§ TASK DESCRIPTION: Filter the records below and copy every line containing the word "JSON".

§ PROVIDED MATERIAL:
[BEGIN]
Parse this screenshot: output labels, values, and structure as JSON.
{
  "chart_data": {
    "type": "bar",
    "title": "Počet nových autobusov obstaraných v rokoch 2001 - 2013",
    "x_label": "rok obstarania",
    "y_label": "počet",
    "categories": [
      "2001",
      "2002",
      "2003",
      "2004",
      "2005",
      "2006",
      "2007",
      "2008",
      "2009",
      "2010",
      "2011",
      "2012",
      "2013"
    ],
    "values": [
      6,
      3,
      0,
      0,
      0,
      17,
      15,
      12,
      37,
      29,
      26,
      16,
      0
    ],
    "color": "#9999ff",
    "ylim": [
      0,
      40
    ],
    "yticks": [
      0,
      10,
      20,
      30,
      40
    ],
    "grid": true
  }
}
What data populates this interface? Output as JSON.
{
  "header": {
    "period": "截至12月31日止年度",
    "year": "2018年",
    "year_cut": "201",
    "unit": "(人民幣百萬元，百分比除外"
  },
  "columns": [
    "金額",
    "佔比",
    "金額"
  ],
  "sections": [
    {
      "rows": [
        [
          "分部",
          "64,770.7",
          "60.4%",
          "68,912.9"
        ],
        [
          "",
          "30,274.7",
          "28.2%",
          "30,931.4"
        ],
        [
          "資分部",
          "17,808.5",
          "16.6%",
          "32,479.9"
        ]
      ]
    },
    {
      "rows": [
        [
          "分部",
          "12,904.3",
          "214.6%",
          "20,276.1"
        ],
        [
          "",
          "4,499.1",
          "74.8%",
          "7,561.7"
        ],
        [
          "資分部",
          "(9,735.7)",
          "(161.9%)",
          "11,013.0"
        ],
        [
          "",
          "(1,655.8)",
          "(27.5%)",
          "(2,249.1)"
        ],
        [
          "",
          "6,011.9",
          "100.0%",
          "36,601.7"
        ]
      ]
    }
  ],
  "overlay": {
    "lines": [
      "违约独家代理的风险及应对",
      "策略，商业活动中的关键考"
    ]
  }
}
[END]
§ REPLY TO THE EXERCISE:
Parse this screenshot: output labels, values, and structure as JSON.
What data populates this interface? Output as JSON.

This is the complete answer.